**Records from a data source**.
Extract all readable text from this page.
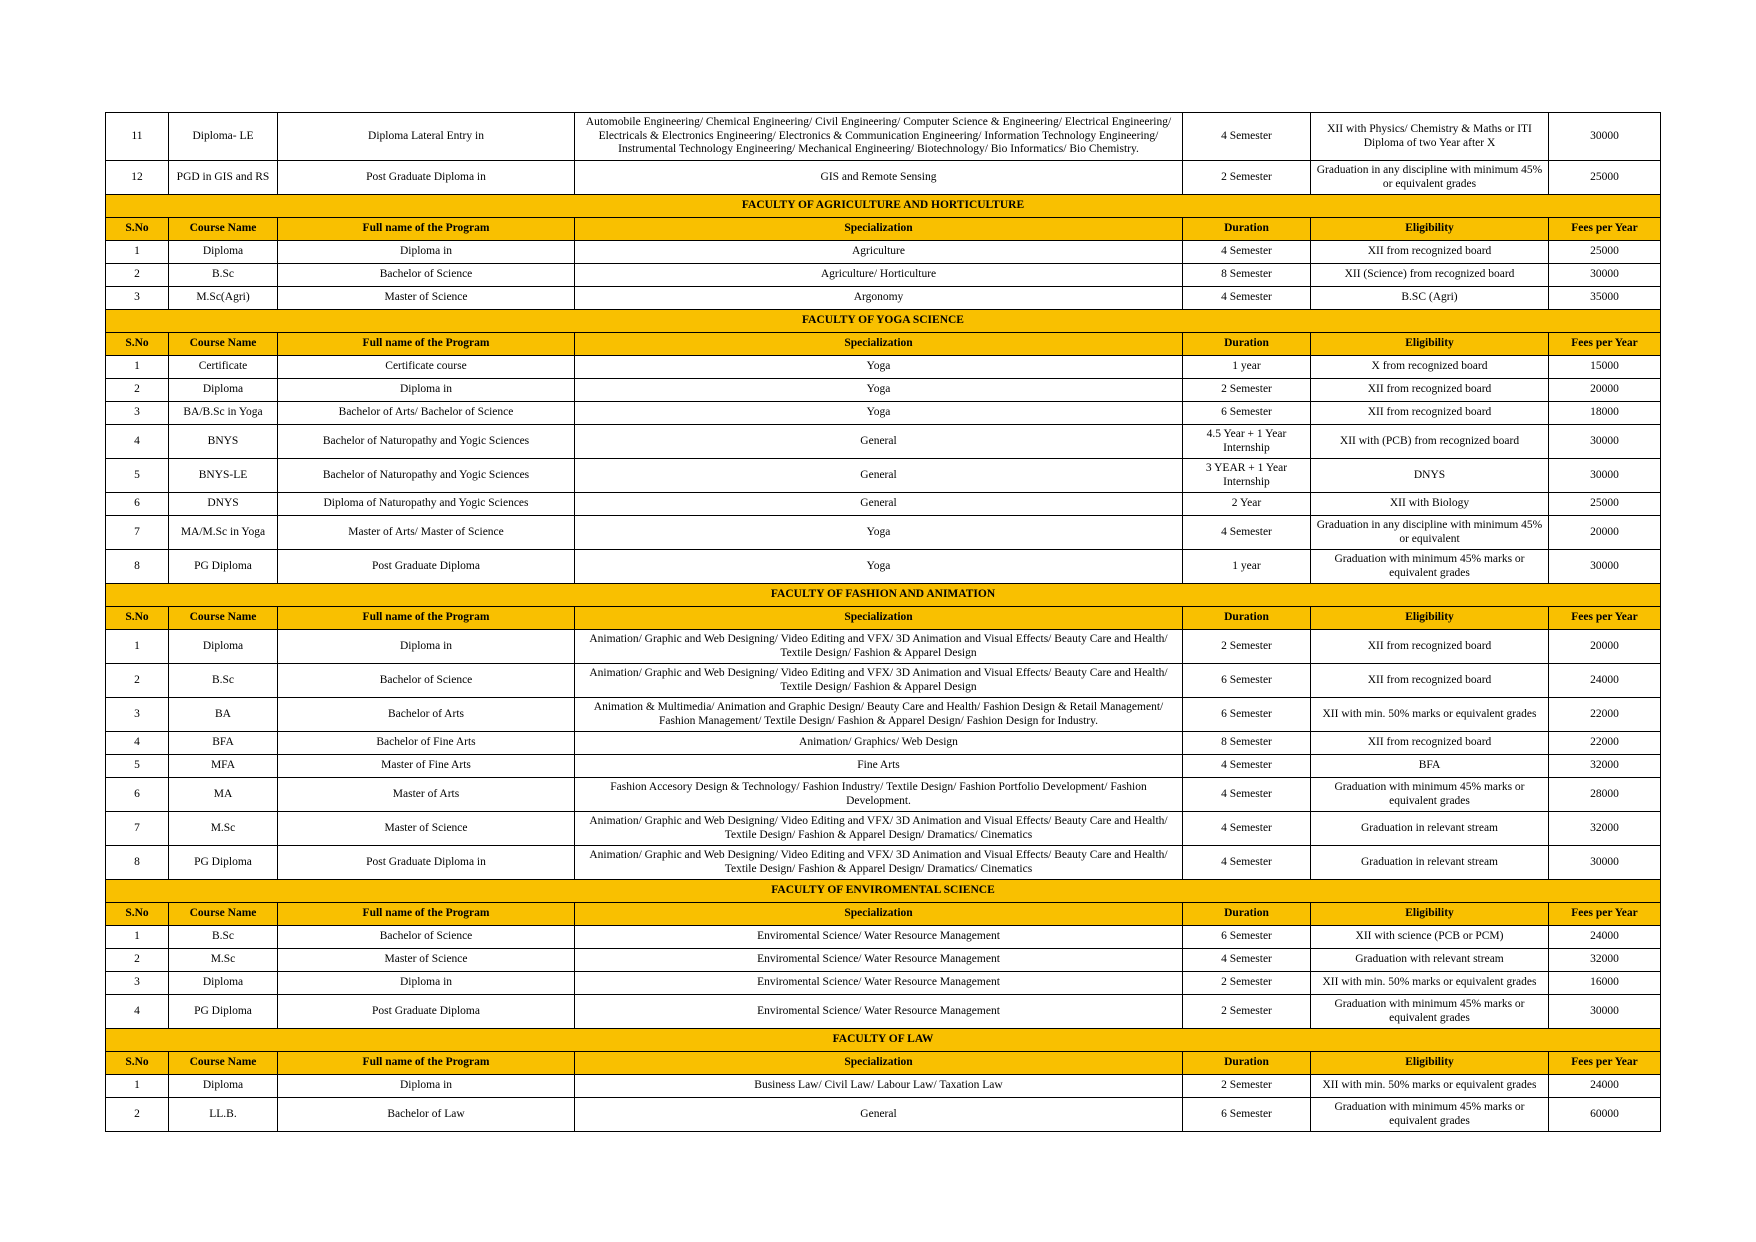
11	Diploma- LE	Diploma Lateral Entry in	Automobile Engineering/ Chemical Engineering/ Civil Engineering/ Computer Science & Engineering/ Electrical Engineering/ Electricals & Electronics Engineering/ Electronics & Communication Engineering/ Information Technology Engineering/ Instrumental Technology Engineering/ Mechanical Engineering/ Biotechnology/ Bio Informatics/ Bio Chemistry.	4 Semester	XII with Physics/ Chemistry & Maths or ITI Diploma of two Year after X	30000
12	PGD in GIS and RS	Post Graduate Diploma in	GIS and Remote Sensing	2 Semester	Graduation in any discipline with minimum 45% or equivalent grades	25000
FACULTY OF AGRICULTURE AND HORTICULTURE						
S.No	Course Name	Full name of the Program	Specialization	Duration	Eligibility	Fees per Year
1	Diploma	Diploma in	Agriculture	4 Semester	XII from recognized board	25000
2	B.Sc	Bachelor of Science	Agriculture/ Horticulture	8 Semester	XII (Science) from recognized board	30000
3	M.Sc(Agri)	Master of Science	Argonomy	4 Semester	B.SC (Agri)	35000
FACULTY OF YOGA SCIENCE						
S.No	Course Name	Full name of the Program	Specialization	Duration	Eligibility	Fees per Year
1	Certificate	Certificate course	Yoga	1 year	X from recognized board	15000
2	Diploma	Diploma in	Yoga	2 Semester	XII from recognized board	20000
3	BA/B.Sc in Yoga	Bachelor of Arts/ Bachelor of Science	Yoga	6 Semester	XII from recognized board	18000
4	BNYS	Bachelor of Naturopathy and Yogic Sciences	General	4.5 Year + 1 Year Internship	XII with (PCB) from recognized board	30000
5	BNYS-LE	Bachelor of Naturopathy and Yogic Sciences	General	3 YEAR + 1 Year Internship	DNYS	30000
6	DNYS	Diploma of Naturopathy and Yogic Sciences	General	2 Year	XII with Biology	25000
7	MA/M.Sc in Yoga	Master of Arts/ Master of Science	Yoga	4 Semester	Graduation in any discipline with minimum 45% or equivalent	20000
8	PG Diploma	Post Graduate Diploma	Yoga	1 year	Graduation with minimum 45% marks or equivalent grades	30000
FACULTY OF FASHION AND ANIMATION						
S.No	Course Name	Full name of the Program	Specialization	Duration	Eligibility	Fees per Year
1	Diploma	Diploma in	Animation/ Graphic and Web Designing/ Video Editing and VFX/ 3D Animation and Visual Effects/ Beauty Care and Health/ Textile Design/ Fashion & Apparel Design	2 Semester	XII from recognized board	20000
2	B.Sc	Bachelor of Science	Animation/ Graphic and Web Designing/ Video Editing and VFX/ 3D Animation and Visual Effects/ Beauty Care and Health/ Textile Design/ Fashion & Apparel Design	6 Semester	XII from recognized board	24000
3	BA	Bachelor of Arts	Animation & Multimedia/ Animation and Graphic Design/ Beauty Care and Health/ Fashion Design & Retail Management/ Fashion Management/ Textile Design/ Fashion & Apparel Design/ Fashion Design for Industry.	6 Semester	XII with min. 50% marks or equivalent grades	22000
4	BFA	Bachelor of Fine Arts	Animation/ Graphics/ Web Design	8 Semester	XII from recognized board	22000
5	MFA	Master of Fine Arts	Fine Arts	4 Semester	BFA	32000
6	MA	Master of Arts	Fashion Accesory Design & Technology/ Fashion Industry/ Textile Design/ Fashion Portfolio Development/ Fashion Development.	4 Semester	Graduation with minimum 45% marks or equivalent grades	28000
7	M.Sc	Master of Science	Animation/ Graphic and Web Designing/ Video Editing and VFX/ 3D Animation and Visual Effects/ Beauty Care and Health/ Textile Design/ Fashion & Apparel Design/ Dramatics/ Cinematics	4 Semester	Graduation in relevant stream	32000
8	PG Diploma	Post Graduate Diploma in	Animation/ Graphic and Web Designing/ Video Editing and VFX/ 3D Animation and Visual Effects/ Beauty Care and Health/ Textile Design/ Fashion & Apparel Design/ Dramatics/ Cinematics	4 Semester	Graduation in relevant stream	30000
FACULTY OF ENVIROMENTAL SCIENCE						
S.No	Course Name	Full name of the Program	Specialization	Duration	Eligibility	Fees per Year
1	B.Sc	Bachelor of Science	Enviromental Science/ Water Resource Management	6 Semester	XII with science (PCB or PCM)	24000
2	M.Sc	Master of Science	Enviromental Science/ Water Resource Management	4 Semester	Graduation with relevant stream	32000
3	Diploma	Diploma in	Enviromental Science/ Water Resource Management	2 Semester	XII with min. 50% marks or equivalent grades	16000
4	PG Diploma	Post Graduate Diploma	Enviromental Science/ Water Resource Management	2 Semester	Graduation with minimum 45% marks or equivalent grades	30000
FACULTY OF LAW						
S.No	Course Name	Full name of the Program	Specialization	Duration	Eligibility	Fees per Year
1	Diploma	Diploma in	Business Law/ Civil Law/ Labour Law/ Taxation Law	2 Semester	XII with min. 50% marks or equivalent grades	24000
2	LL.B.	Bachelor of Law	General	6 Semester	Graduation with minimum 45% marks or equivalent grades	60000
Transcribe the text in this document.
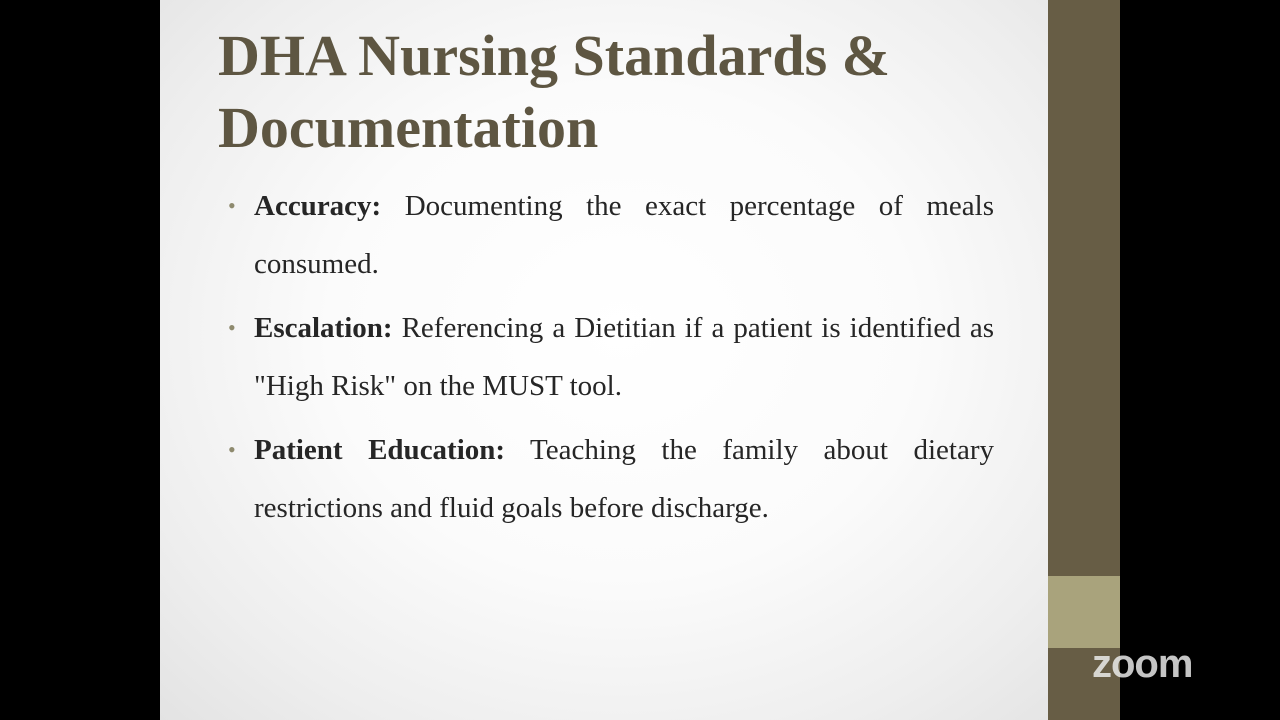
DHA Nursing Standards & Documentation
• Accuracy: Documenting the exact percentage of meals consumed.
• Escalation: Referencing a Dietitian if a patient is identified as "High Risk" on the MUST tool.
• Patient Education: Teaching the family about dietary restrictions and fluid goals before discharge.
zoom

**What is being asked**.
Without the pictures, output the full listing exactly as it stands.

**Written reply**.
Extract all readable text from this page.
11	Diploma- LE	Diploma Lateral Entry in	Automobile Engineering/ Chemical Engineering/ Civil Engineering/ Computer Science & Engineering/ Electrical Engineering/ Electricals & Electronics Engineering/ Electronics & Communication Engineering/ Information Technology Engineering/ Instrumental Technology Engineering/ Mechanical Engineering/ Biotechnology/ Bio Informatics/ Bio Chemistry.	4 Semester	XII with Physics/ Chemistry & Maths or ITI Diploma of two Year after X	30000
12	PGD in GIS and RS	Post Graduate Diploma in	GIS and Remote Sensing	2 Semester	Graduation in any discipline with minimum 45% or equivalent grades	25000
FACULTY OF AGRICULTURE AND HORTICULTURE						
S.No	Course Name	Full name of the Program	Specialization	Duration	Eligibility	Fees per Year
1	Diploma	Diploma in	Agriculture	4 Semester	XII from recognized board	25000
2	B.Sc	Bachelor of Science	Agriculture/ Horticulture	8 Semester	XII (Science) from recognized board	30000
3	M.Sc(Agri)	Master of Science	Argonomy	4 Semester	B.SC (Agri)	35000
FACULTY OF YOGA SCIENCE						
S.No	Course Name	Full name of the Program	Specialization	Duration	Eligibility	Fees per Year
1	Certificate	Certificate course	Yoga	1 year	X from recognized board	15000
2	Diploma	Diploma in	Yoga	2 Semester	XII from recognized board	20000
3	BA/B.Sc in Yoga	Bachelor of Arts/ Bachelor of Science	Yoga	6 Semester	XII from recognized board	18000
4	BNYS	Bachelor of Naturopathy and Yogic Sciences	General	4.5 Year + 1 Year Internship	XII with (PCB) from recognized board	30000
5	BNYS-LE	Bachelor of Naturopathy and Yogic Sciences	General	3 YEAR + 1 Year Internship	DNYS	30000
6	DNYS	Diploma of Naturopathy and Yogic Sciences	General	2 Year	XII with Biology	25000
7	MA/M.Sc in Yoga	Master of Arts/ Master of Science	Yoga	4 Semester	Graduation in any discipline with minimum 45% or equivalent	20000
8	PG Diploma	Post Graduate Diploma	Yoga	1 year	Graduation with minimum 45% marks or equivalent grades	30000
FACULTY OF FASHION AND ANIMATION						
S.No	Course Name	Full name of the Program	Specialization	Duration	Eligibility	Fees per Year
1	Diploma	Diploma in	Animation/ Graphic and Web Designing/ Video Editing and VFX/ 3D Animation and Visual Effects/ Beauty Care and Health/ Textile Design/ Fashion & Apparel Design	2 Semester	XII from recognized board	20000
2	B.Sc	Bachelor of Science	Animation/ Graphic and Web Designing/ Video Editing and VFX/ 3D Animation and Visual Effects/ Beauty Care and Health/ Textile Design/ Fashion & Apparel Design	6 Semester	XII from recognized board	24000
3	BA	Bachelor of Arts	Animation & Multimedia/ Animation and Graphic Design/ Beauty Care and Health/ Fashion Design & Retail Management/ Fashion Management/ Textile Design/ Fashion & Apparel Design/ Fashion Design for Industry.	6 Semester	XII with min. 50% marks or equivalent grades	22000
4	BFA	Bachelor of Fine Arts	Animation/ Graphics/ Web Design	8 Semester	XII from recognized board	22000
5	MFA	Master of Fine Arts	Fine Arts	4 Semester	BFA	32000
6	MA	Master of Arts	Fashion Accesory Design & Technology/ Fashion Industry/ Textile Design/ Fashion Portfolio Development/ Fashion Development.	4 Semester	Graduation with minimum 45% marks or equivalent grades	28000
7	M.Sc	Master of Science	Animation/ Graphic and Web Designing/ Video Editing and VFX/ 3D Animation and Visual Effects/ Beauty Care and Health/ Textile Design/ Fashion & Apparel Design/ Dramatics/ Cinematics	4 Semester	Graduation in relevant stream	32000
8	PG Diploma	Post Graduate Diploma in	Animation/ Graphic and Web Designing/ Video Editing and VFX/ 3D Animation and Visual Effects/ Beauty Care and Health/ Textile Design/ Fashion & Apparel Design/ Dramatics/ Cinematics	4 Semester	Graduation in relevant stream	30000
FACULTY OF ENVIROMENTAL SCIENCE						
S.No	Course Name	Full name of the Program	Specialization	Duration	Eligibility	Fees per Year
1	B.Sc	Bachelor of Science	Enviromental Science/ Water Resource Management	6 Semester	XII with science (PCB or PCM)	24000
2	M.Sc	Master of Science	Enviromental Science/ Water Resource Management	4 Semester	Graduation with relevant stream	32000
3	Diploma	Diploma in	Enviromental Science/ Water Resource Management	2 Semester	XII with min. 50% marks or equivalent grades	16000
4	PG Diploma	Post Graduate Diploma	Enviromental Science/ Water Resource Management	2 Semester	Graduation with minimum 45% marks or equivalent grades	30000
FACULTY OF LAW						
S.No	Course Name	Full name of the Program	Specialization	Duration	Eligibility	Fees per Year
1	Diploma	Diploma in	Business Law/ Civil Law/ Labour Law/ Taxation Law	2 Semester	XII with min. 50% marks or equivalent grades	24000
2	LL.B.	Bachelor of Law	General	6 Semester	Graduation with minimum 45% marks or equivalent grades	60000
Transcribe the text in this document.
DHA Nursing Standards & Documentation
• Accuracy: Documenting the exact percentage of meals consumed.
• Escalation: Referencing a Dietitian if a patient is identified as "High Risk" on the MUST tool.
• Patient Education: Teaching the family about dietary restrictions and fluid goals before discharge.
zoom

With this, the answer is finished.